> **Directions for this task**
Identify each line in the records below that contains the word "title", and copy it.

+++ Material

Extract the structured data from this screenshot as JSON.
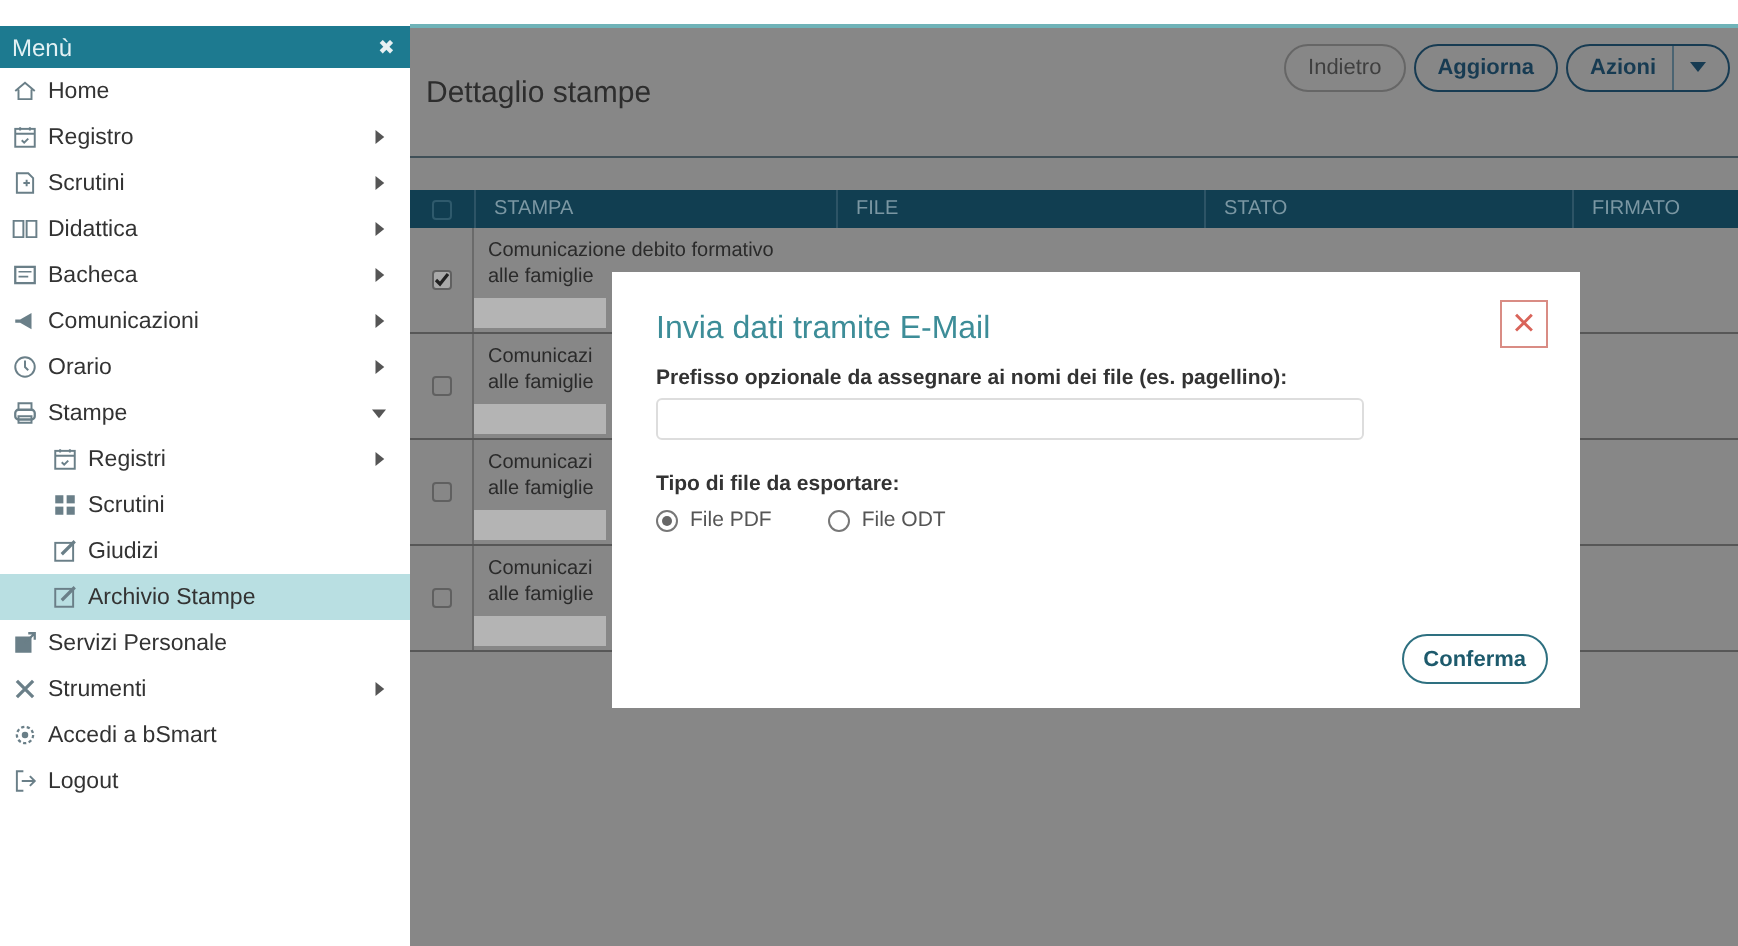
{
  "sidebar": {
    "title": "Menù",
    "close": "✖",
    "items": [
      {
        "label": "Home",
        "selected": false
      },
      {
        "label": "Registro",
        "expanded": false,
        "selected": false
      },
      {
        "label": "Scrutini",
        "expanded": false,
        "selected": false
      },
      {
        "label": "Didattica",
        "expanded": false,
        "selected": false
      },
      {
        "label": "Bacheca",
        "expanded": false,
        "selected": false
      },
      {
        "label": "Comunicazioni",
        "expanded": false,
        "selected": false
      },
      {
        "label": "Orario",
        "expanded": false,
        "selected": false
      },
      {
        "label": "Stampe",
        "expanded": true,
        "selected": false,
        "children": [
          {
            "label": "Registri",
            "expanded": false,
            "selected": false
          },
          {
            "label": "Scrutini",
            "selected": false
          },
          {
            "label": "Giudizi",
            "selected": false
          },
          {
            "label": "Archivio Stampe",
            "selected": true
          }
        ]
      },
      {
        "label": "Servizi Personale",
        "selected": false
      },
      {
        "label": "Strumenti",
        "expanded": false,
        "selected": false
      },
      {
        "label": "Accedi a bSmart",
        "selected": false
      },
      {
        "label": "Logout",
        "selected": false
      }
    ]
  },
  "page": {
    "title": "Dettaglio stampe",
    "buttons": [
      {
        "label": "Indietro",
        "disabled": true,
        "dropdown": false
      },
      {
        "label": "Aggiorna",
        "disabled": false,
        "dropdown": false
      },
      {
        "label": "Azioni",
        "disabled": false,
        "dropdown": true
      }
    ]
  },
  "table": {
    "header_checked": false,
    "columns": [
      "STAMPA",
      "FILE",
      "STATO",
      "FIRMATO"
    ],
    "rows": [
      {
        "checked": true,
        "stampa": [
          "Comunicazione debito formativo",
          "alle famiglie"
        ]
      },
      {
        "checked": false,
        "stampa": [
          "Comunicazi",
          "alle famiglie"
        ]
      },
      {
        "checked": false,
        "stampa": [
          "Comunicazi",
          "alle famiglie"
        ]
      },
      {
        "checked": false,
        "stampa": [
          "Comunicazi",
          "alle famiglie"
        ]
      }
    ]
  },
  "dialog": {
    "title": "Invia dati tramite E-Mail",
    "close": "×",
    "prefix_label": "Prefisso opzionale da assegnare ai nomi dei file (es. pagellino):",
    "type_label": "Tipo di file da esportare:",
    "options": [
      {
        "label": "File PDF",
        "selected": true
      },
      {
        "label": "File ODT",
        "selected": false
      }
    ],
    "confirm": "Conferma"
  }
}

++++++

> **Solution to the problem**
    "title": "Menù",
    "title": "Dettaglio stampe",
    "title": "Invia dati tramite E-Mail",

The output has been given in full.